» **Do this**: Only the lines holding the string "thực" are needed. Copy each one.

[Dataset records]
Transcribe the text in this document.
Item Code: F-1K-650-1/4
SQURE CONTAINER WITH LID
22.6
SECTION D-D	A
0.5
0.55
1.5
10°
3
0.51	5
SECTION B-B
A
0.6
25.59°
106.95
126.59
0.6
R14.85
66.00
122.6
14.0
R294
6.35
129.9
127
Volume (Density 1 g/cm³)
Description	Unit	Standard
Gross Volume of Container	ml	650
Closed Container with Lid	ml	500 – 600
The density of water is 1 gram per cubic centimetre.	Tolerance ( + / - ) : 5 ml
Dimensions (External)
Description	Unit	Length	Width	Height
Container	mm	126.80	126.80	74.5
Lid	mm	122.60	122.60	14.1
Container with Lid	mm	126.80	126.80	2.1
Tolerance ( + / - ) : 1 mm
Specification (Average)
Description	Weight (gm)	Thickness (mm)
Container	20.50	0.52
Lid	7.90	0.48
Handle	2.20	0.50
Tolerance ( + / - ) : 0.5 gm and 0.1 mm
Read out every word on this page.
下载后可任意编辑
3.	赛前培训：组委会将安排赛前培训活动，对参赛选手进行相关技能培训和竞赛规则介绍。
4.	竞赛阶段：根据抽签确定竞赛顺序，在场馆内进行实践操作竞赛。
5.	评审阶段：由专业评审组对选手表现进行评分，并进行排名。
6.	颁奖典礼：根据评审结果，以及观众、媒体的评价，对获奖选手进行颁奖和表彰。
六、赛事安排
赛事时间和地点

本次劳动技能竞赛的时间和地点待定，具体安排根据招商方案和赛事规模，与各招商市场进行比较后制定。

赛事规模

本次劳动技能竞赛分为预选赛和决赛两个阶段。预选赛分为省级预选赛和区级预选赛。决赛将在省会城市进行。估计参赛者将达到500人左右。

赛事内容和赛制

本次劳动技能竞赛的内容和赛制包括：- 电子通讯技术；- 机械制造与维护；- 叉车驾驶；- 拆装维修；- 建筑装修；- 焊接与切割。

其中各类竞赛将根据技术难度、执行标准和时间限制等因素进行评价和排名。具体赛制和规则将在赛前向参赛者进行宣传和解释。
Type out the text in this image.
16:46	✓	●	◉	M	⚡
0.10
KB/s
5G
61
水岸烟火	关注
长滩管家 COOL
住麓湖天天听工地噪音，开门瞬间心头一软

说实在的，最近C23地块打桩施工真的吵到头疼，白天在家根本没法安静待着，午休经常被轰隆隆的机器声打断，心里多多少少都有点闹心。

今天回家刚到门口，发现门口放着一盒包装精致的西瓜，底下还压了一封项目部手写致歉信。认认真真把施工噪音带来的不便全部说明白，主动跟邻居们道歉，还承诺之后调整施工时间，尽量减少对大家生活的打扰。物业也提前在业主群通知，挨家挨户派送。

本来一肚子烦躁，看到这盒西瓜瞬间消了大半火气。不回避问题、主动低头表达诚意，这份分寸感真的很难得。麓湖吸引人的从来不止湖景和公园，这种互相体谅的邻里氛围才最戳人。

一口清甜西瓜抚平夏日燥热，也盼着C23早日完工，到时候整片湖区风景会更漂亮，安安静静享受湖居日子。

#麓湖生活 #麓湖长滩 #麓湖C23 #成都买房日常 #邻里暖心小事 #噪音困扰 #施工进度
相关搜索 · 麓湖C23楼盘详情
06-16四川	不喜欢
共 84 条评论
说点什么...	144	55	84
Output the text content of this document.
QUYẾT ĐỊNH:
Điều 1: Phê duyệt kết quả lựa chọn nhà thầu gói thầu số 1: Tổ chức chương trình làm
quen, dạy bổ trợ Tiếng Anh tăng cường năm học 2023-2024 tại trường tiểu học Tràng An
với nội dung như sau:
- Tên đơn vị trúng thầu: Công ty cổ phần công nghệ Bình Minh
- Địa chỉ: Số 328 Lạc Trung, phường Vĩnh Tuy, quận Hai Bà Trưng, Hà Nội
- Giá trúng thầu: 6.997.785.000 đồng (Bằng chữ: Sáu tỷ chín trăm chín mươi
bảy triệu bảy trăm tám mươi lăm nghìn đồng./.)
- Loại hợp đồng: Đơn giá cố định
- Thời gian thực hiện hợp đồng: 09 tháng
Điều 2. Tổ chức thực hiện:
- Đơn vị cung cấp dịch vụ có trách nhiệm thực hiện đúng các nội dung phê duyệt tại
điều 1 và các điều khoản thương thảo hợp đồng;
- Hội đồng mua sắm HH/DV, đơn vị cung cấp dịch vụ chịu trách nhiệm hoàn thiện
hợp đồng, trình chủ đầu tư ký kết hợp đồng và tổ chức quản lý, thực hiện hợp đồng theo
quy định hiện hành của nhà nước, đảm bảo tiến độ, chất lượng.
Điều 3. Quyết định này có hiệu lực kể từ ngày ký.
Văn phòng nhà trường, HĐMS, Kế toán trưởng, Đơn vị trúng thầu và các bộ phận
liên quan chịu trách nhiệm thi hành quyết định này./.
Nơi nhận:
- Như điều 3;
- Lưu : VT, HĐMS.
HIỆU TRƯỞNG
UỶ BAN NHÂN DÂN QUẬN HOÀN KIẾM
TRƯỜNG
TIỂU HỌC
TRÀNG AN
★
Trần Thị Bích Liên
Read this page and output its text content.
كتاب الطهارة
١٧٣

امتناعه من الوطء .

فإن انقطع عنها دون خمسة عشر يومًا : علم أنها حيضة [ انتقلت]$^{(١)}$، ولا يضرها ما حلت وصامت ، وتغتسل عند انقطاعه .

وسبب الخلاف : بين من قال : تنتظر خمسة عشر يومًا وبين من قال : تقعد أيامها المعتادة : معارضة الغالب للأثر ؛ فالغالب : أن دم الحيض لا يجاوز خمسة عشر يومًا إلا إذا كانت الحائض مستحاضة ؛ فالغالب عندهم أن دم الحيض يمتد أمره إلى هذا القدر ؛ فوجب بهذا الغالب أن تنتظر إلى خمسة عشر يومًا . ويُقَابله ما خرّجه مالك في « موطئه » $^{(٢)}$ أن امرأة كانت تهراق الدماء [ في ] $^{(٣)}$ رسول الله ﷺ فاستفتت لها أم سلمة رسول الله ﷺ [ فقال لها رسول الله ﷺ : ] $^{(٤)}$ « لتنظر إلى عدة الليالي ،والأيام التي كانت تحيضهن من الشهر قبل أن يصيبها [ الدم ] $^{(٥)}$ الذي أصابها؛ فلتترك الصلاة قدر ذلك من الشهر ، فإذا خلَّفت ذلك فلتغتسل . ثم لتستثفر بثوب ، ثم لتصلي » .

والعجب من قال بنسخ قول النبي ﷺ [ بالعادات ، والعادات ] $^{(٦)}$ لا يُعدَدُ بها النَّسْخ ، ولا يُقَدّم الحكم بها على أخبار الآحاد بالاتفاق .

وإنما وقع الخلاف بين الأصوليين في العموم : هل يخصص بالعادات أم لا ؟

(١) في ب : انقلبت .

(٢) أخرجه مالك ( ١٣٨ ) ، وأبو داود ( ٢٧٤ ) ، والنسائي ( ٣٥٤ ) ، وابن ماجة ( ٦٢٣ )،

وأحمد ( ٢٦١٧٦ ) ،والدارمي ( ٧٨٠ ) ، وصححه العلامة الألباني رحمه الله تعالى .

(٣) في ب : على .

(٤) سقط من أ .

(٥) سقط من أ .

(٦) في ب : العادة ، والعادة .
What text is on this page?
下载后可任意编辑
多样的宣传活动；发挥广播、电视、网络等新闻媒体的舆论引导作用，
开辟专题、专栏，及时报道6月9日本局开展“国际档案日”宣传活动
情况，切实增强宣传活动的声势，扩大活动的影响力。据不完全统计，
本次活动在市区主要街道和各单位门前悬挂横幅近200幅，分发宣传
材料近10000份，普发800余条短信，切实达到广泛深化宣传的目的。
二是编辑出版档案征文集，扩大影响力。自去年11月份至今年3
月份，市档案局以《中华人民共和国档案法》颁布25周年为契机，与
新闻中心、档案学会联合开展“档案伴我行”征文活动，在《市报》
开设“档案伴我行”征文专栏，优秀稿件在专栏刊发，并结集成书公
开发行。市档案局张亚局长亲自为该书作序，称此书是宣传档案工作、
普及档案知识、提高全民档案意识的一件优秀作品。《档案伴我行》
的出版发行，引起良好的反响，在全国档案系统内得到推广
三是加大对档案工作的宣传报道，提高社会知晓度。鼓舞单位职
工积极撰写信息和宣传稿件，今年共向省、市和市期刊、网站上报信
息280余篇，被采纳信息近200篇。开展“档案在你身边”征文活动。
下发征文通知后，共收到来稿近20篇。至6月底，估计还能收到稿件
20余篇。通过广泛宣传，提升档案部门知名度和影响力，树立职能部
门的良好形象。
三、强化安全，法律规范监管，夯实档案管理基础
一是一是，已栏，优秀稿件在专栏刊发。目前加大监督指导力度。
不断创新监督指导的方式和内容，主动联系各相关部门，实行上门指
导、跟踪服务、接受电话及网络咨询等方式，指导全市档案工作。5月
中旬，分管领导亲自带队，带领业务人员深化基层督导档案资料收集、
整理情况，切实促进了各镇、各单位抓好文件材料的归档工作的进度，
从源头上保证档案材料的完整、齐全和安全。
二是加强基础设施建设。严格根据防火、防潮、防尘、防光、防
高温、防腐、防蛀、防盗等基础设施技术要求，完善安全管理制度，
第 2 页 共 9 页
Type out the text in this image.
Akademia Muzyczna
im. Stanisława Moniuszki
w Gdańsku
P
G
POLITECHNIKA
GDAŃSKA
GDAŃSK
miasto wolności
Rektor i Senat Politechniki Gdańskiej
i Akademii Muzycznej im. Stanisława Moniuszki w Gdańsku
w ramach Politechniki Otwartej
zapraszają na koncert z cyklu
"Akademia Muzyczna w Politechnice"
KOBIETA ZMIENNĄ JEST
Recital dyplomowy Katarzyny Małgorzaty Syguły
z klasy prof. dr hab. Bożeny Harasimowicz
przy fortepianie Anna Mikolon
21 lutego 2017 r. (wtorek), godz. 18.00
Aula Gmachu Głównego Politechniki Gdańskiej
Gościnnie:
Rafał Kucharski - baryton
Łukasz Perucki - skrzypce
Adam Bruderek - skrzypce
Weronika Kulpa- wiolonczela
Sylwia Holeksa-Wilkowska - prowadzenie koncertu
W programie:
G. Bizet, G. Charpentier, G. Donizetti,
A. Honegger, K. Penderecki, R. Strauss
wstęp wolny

» **Result of this exercise**:
- Thời gian thực hiện hợp đồng: 09 tháng
Điều 2. Tổ chức thực hiện:
- Đơn vị cung cấp dịch vụ có trách nhiệm thực hiện đúng các nội dung phê duyệt tại
hợp đồng, trình chủ đầu tư ký kết hợp đồng và tổ chức quản lý, thực hiện hợp đồng theo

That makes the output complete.